start Listing

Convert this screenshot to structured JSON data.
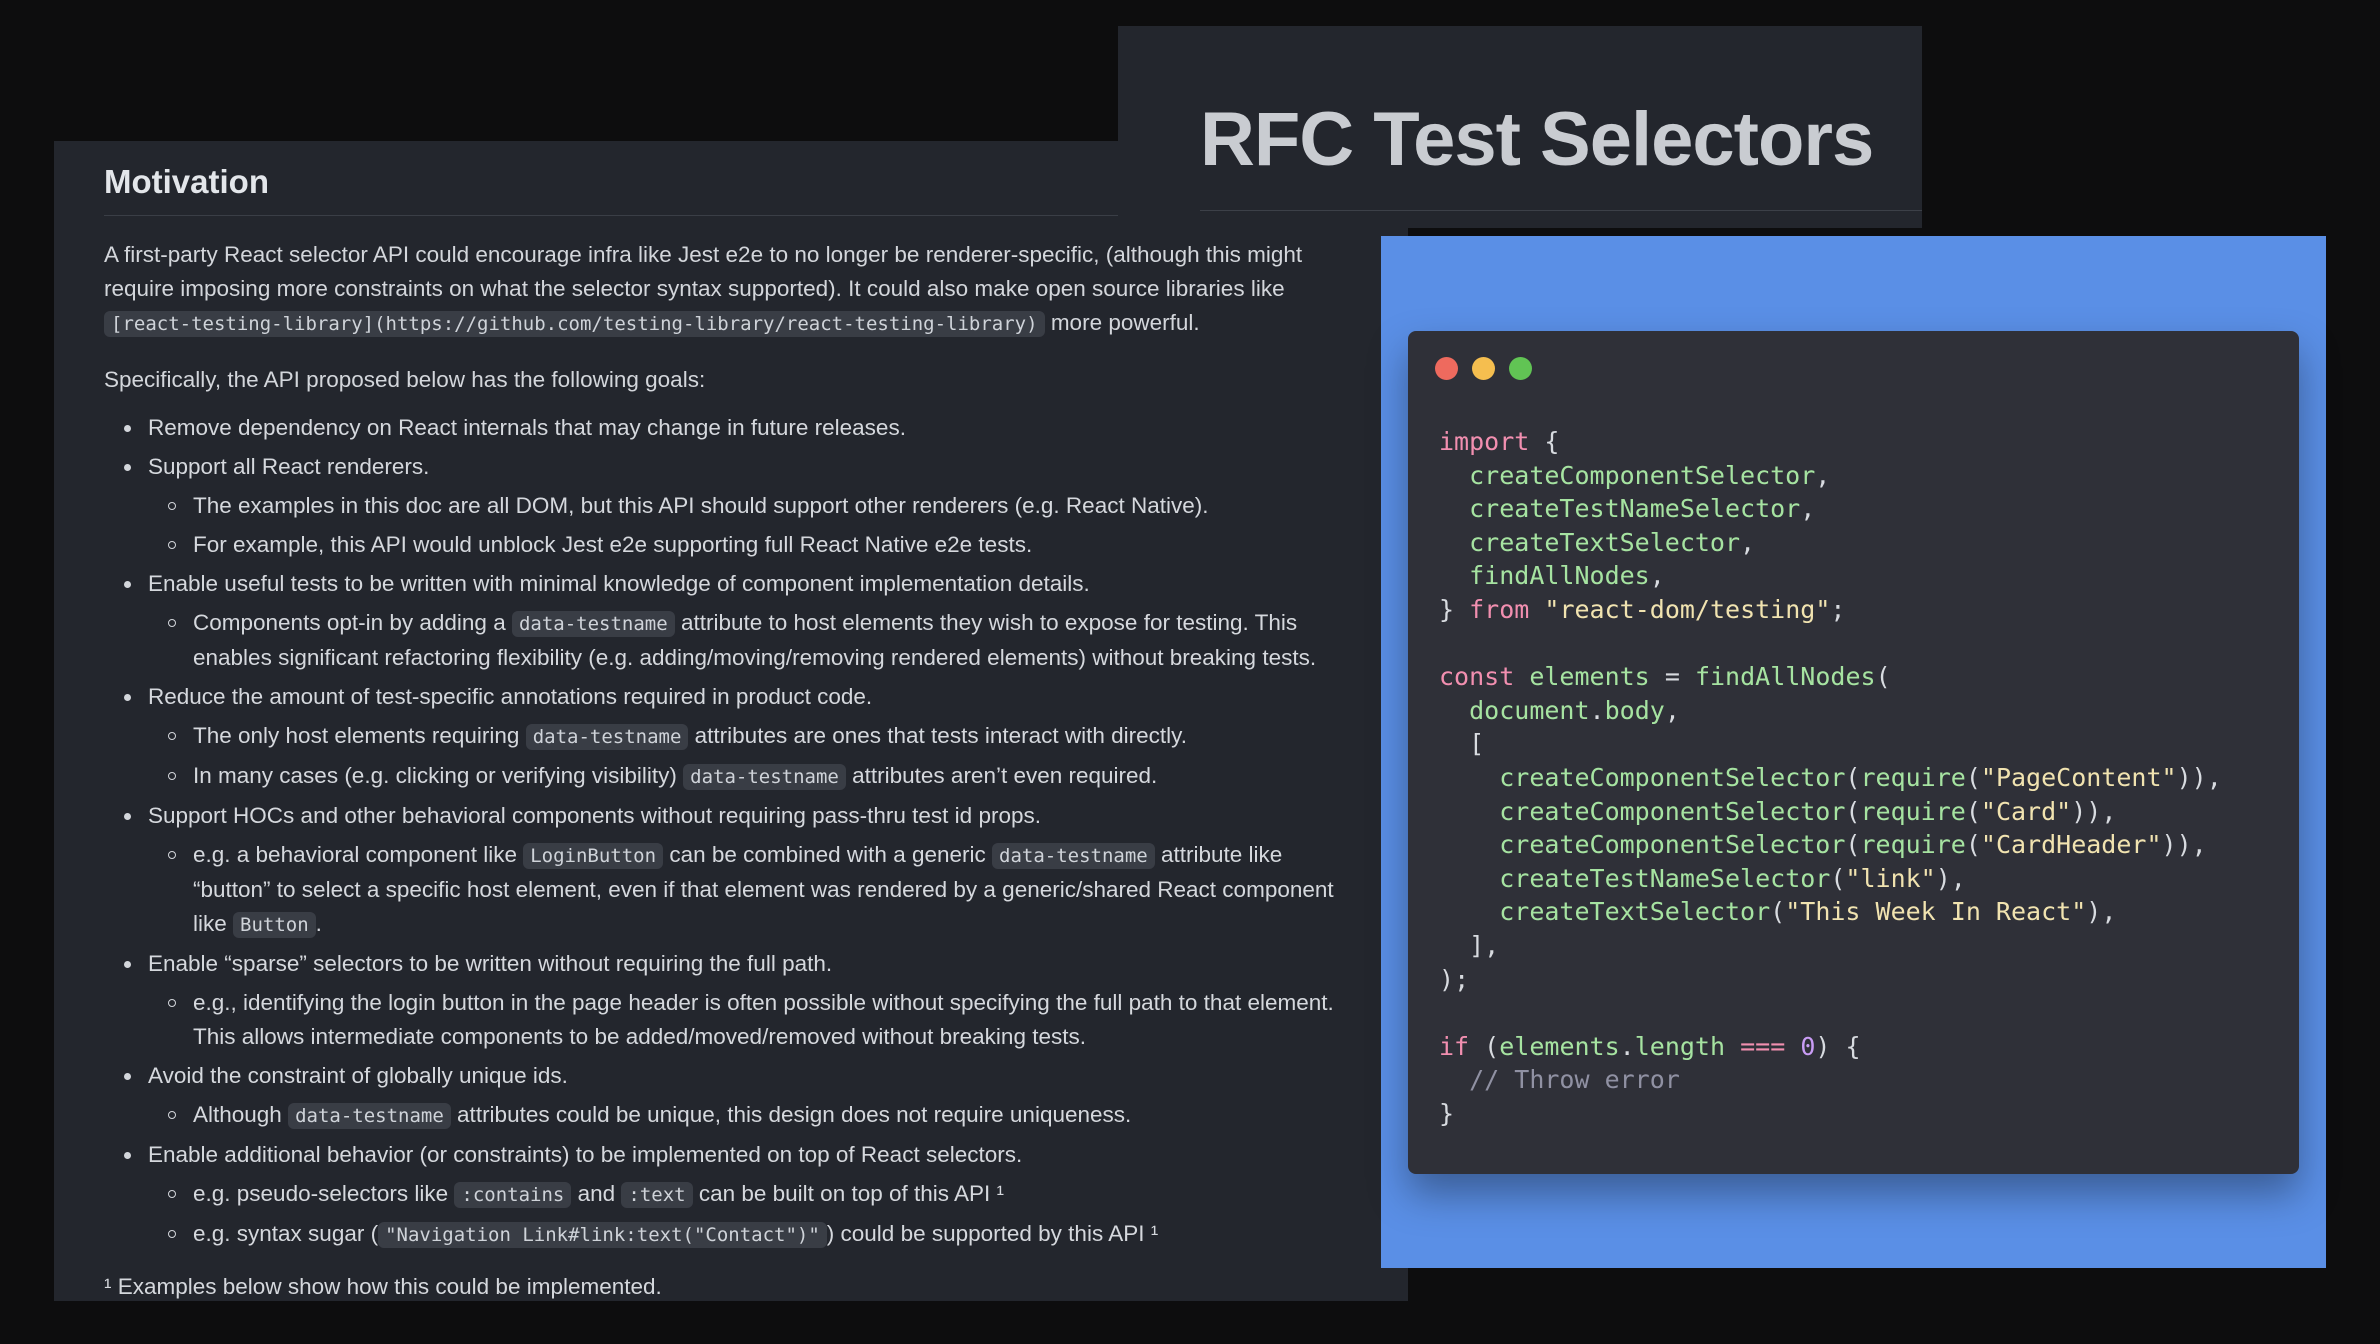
{
  "title": "RFC Test Selectors",
  "doc": {
    "heading": "Motivation",
    "intro": {
      "text1": "A first-party React selector API could encourage infra like Jest e2e to no longer be renderer-specific, (although this might require imposing more constraints on what the selector syntax supported). It could also make open source libraries like ",
      "code": "[react-testing-library](https://github.com/testing-library/react-testing-library)",
      "text2": " more powerful."
    },
    "goals_intro": "Specifically, the API proposed below has the following goals:",
    "goals": [
      {
        "text": "Remove dependency on React internals that may change in future releases.",
        "sub": []
      },
      {
        "text": "Support all React renderers.",
        "sub": [
          "The examples in this doc are all DOM, but this API should support other renderers (e.g. React Native).",
          "For example, this API would unblock Jest e2e supporting full React Native e2e tests."
        ]
      },
      {
        "text": "Enable useful tests to be written with minimal knowledge of component implementation details.",
        "sub_rich": {
          "a": "Components opt-in by adding a ",
          "code": "data-testname",
          "b": " attribute to host elements they wish to expose for testing. This enables significant refactoring flexibility (e.g. adding/moving/removing rendered elements) without breaking tests."
        }
      },
      {
        "text": "Reduce the amount of test-specific annotations required in product code.",
        "sub1": {
          "a": "The only host elements requiring ",
          "code": "data-testname",
          "b": " attributes are ones that tests interact with directly."
        },
        "sub2": {
          "a": "In many cases (e.g. clicking or verifying visibility) ",
          "code": "data-testname",
          "b": " attributes aren’t even required."
        }
      },
      {
        "text": "Support HOCs and other behavioral components without requiring pass-thru test id props.",
        "sub": {
          "a": "e.g. a behavioral component like ",
          "code1": "LoginButton",
          "b": " can be combined with a generic ",
          "code2": "data-testname",
          "c": " attribute like “button” to select a specific host element, even if that element was rendered by a generic/shared React component like ",
          "code3": "Button",
          "d": "."
        }
      },
      {
        "text": "Enable “sparse” selectors to be written without requiring the full path.",
        "sub": "e.g., identifying the login button in the page header is often possible without specifying the full path to that element. This allows intermediate components to be added/moved/removed without breaking tests."
      },
      {
        "text": "Avoid the constraint of globally unique ids.",
        "sub": {
          "a": "Although ",
          "code": "data-testname",
          "b": " attributes could be unique, this design does not require uniqueness."
        }
      },
      {
        "text": "Enable additional behavior (or constraints) to be implemented on top of React selectors.",
        "sub1": {
          "a": "e.g. pseudo-selectors like ",
          "code1": ":contains",
          "b": " and ",
          "code2": ":text",
          "c": " can be built on top of this API ¹"
        },
        "sub2": {
          "a": "e.g. syntax sugar (",
          "code": "\"Navigation Link#link:text(\"Contact\")\"",
          "b": ") could be supported by this API ¹"
        }
      }
    ],
    "footnote": "¹ Examples below show how this could be implemented."
  },
  "code": {
    "lines": [
      "import {",
      "  createComponentSelector,",
      "  createTestNameSelector,",
      "  createTextSelector,",
      "  findAllNodes,",
      "} from \"react-dom/testing\";",
      "",
      "const elements = findAllNodes(",
      "  document.body,",
      "  [",
      "    createComponentSelector(require(\"PageContent\")),",
      "    createComponentSelector(require(\"Card\")),",
      "    createComponentSelector(require(\"CardHeader\")),",
      "    createTestNameSelector(\"link\"),",
      "    createTextSelector(\"This Week In React\"),",
      "  ],",
      ");",
      "",
      "if (elements.length === 0) {",
      "  // Throw error",
      "}"
    ],
    "colors": {
      "keyword": "#f28fb0",
      "function": "#a6e3a1",
      "string": "#f1e3b0",
      "number": "#c99cf5",
      "comment": "#9091a3"
    }
  }
}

end Listing

Stated goal: Scan the material above. Return every line containing the string "that".

Response below:
        "text": "Remove dependency on React internals that may change in future releases.",
          "b": " attributes are ones that tests interact with directly."
          "c": " attribute like “button” to select a specific host element, even if that element was rendered by a generic/shared React component like ",
        "sub": "e.g., identifying the login button in the page header is often possible without specifying the full path to that element. This allows intermediate components to be added/moved/removed without breaking tests."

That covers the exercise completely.